* _AIM_:
Repeat, line for line, the entries printed below.

* _WORKING DATA_:
------------------------------------------------

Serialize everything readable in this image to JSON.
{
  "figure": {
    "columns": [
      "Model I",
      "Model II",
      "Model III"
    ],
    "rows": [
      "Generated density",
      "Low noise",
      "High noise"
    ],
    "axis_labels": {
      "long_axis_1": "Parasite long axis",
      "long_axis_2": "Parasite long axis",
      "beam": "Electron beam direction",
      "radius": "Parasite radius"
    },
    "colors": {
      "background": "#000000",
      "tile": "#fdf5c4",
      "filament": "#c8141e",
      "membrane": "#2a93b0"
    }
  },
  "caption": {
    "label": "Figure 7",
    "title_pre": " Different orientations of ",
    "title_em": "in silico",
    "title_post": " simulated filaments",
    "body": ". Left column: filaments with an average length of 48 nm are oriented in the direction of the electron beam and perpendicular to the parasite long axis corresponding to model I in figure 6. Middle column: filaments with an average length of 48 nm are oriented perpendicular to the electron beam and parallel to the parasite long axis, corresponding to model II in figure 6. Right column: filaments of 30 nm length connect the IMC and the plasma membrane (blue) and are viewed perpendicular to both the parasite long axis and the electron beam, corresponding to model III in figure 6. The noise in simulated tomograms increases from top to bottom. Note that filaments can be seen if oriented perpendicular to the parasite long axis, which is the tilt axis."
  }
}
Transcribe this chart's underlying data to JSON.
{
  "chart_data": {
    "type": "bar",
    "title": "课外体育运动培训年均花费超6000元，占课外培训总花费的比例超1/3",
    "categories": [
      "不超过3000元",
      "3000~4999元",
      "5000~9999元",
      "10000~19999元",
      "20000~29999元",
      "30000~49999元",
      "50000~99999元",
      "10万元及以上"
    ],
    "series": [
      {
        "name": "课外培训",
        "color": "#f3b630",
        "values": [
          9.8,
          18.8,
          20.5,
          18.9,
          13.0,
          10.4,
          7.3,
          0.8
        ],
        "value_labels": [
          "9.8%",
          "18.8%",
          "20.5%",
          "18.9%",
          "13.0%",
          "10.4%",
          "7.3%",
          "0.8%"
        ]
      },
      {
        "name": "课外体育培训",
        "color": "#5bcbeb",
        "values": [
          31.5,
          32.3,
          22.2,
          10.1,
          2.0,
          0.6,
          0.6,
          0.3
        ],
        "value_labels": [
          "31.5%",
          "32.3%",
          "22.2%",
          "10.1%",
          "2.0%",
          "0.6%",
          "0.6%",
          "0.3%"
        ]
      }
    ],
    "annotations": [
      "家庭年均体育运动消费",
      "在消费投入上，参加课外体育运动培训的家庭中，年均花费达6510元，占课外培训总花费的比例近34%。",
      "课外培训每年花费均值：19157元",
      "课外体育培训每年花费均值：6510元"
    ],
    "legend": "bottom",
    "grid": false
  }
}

------------------------------------------------

* _WORKED ANSWER_:
Serialize everything readable in this image to JSON.
{
  "figure": {
    "columns": [
      "Model I",
      "Model II",
      "Model III"
    ],
    "rows": [
      "Generated density",
      "Low noise",
      "High noise"
    ],
    "axis_labels": {
      "long_axis_1": "Parasite long axis",
      "long_axis_2": "Parasite long axis",
      "beam": "Electron beam direction",
      "radius": "Parasite radius"
    },
    "colors": {
      "background": "#000000",
      "tile": "#fdf5c4",
      "filament": "#c8141e",
      "membrane": "#2a93b0"
    }
  },
  "caption": {
    "label": "Figure 7",
    "title_pre": " Different orientations of ",
    "title_em": "in silico",
    "title_post": " simulated filaments",
    "body": ". Left column: filaments with an average length of 48 nm are oriented in the direction of the electron beam and perpendicular to the parasite long axis corresponding to model I in figure 6. Middle column: filaments with an average length of 48 nm are oriented perpendicular to the electron beam and parallel to the parasite long axis, corresponding to model II in figure 6. Right column: filaments of 30 nm length connect the IMC and the plasma membrane (blue) and are viewed perpendicular to both the parasite long axis and the electron beam, corresponding to model III in figure 6. The noise in simulated tomograms increases from top to bottom. Note that filaments can be seen if oriented perpendicular to the parasite long axis, which is the tilt axis."
  }
}
Transcribe this chart's underlying data to JSON.
{
  "chart_data": {
    "type": "bar",
    "title": "课外体育运动培训年均花费超6000元，占课外培训总花费的比例超1/3",
    "categories": [
      "不超过3000元",
      "3000~4999元",
      "5000~9999元",
      "10000~19999元",
      "20000~29999元",
      "30000~49999元",
      "50000~99999元",
      "10万元及以上"
    ],
    "series": [
      {
        "name": "课外培训",
        "color": "#f3b630",
        "values": [
          9.8,
          18.8,
          20.5,
          18.9,
          13.0,
          10.4,
          7.3,
          0.8
        ],
        "value_labels": [
          "9.8%",
          "18.8%",
          "20.5%",
          "18.9%",
          "13.0%",
          "10.4%",
          "7.3%",
          "0.8%"
        ]
      },
      {
        "name": "课外体育培训",
        "color": "#5bcbeb",
        "values": [
          31.5,
          32.3,
          22.2,
          10.1,
          2.0,
          0.6,
          0.6,
          0.3
        ],
        "value_labels": [
          "31.5%",
          "32.3%",
          "22.2%",
          "10.1%",
          "2.0%",
          "0.6%",
          "0.6%",
          "0.3%"
        ]
      }
    ],
    "annotations": [
      "家庭年均体育运动消费",
      "在消费投入上，参加课外体育运动培训的家庭中，年均花费达6510元，占课外培训总花费的比例近34%。",
      "课外培训每年花费均值：19157元",
      "课外体育培训每年花费均值：6510元"
    ],
    "legend": "bottom",
    "grid": false
  }
}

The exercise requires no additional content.